(Items from a data source)
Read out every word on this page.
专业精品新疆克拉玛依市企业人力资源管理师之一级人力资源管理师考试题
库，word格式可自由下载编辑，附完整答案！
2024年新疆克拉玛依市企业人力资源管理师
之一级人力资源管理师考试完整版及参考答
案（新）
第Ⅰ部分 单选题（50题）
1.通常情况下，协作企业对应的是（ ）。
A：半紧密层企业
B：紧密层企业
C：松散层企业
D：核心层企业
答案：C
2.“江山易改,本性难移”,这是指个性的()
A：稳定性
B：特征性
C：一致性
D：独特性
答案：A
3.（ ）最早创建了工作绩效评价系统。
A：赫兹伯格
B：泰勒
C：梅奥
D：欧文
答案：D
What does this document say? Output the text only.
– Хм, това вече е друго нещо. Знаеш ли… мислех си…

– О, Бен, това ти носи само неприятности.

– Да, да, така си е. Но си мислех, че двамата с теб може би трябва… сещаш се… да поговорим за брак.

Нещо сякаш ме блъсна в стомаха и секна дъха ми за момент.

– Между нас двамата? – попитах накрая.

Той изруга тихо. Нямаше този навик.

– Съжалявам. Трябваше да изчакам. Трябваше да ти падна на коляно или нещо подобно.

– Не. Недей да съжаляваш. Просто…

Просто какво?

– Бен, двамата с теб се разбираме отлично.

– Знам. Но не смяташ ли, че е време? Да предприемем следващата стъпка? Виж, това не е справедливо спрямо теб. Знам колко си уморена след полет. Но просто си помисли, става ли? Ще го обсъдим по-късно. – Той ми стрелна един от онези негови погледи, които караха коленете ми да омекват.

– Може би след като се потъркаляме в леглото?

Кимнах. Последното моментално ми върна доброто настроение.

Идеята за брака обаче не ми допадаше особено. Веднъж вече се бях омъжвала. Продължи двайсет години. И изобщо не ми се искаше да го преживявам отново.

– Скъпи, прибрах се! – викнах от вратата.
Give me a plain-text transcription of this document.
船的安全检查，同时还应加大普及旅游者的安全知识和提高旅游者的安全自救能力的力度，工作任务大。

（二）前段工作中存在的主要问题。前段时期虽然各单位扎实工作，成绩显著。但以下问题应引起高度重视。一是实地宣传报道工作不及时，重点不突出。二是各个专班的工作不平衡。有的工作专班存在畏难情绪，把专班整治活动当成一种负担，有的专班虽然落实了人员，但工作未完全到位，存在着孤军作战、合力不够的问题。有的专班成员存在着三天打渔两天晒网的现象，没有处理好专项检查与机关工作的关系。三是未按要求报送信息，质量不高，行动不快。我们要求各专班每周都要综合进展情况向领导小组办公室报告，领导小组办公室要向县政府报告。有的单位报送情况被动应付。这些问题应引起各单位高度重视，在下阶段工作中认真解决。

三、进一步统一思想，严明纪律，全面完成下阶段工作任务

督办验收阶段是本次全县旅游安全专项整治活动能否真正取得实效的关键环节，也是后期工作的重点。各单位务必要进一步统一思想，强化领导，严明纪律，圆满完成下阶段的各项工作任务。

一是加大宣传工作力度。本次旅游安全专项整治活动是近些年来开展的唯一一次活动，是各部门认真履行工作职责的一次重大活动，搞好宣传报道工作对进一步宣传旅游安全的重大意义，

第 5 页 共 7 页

GIVEN REQUEST ▸
Repeat exactly, and only, the lines from the one containing "Give me a plain-text" through the end of the material.

OUTPUT FOR THIS TASK ▸
Give me a plain-text transcription of this document.
船的安全检查，同时还应加大普及旅游者的安全知识和提高旅游者的安全自救能力的力度，工作任务大。

（二）前段工作中存在的主要问题。前段时期虽然各单位扎实工作，成绩显著。但以下问题应引起高度重视。一是实地宣传报道工作不及时，重点不突出。二是各个专班的工作不平衡。有的工作专班存在畏难情绪，把专班整治活动当成一种负担，有的专班虽然落实了人员，但工作未完全到位，存在着孤军作战、合力不够的问题。有的专班成员存在着三天打渔两天晒网的现象，没有处理好专项检查与机关工作的关系。三是未按要求报送信息，质量不高，行动不快。我们要求各专班每周都要综合进展情况向领导小组办公室报告，领导小组办公室要向县政府报告。有的单位报送情况被动应付。这些问题应引起各单位高度重视，在下阶段工作中认真解决。

三、进一步统一思想，严明纪律，全面完成下阶段工作任务

督办验收阶段是本次全县旅游安全专项整治活动能否真正取得实效的关键环节，也是后期工作的重点。各单位务必要进一步统一思想，强化领导，严明纪律，圆满完成下阶段的各项工作任务。

一是加大宣传工作力度。本次旅游安全专项整治活动是近些年来开展的唯一一次活动，是各部门认真履行工作职责的一次重大活动，搞好宣传报道工作对进一步宣传旅游安全的重大意义，

第 5 页 共 7 页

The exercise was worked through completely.